**Stated problem**
Write out each line in which the string "World" is present.

---

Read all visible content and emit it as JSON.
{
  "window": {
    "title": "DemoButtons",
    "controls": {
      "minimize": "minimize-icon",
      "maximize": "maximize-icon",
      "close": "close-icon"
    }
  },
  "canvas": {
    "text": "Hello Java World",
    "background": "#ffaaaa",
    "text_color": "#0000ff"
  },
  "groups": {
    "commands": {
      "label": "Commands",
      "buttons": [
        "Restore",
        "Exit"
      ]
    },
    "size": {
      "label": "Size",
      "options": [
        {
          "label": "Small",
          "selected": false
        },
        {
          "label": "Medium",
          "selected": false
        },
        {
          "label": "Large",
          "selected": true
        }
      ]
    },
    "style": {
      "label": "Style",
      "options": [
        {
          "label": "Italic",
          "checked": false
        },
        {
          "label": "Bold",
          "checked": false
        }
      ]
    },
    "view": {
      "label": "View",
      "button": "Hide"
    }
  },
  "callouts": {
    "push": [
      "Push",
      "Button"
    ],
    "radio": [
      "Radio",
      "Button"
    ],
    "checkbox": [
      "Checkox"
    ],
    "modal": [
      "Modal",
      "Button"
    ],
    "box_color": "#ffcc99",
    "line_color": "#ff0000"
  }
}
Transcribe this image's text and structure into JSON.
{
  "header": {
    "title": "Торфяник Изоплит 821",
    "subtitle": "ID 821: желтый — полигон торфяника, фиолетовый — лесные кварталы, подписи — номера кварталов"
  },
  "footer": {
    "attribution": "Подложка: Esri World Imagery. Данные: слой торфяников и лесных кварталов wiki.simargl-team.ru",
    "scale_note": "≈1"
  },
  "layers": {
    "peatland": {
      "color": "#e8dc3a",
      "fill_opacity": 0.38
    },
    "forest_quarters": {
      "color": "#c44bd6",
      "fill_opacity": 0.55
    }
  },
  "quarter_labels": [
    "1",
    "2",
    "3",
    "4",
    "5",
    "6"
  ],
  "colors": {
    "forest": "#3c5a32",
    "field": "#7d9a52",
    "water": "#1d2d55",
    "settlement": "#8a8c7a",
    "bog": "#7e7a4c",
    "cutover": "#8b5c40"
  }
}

---

**Solution to the exercise**
    "text": "Hello Java World",
    "attribution": "Подложка: Esri World Imagery. Данные: слой торфяников и лесных кварталов wiki.simargl-team.ru",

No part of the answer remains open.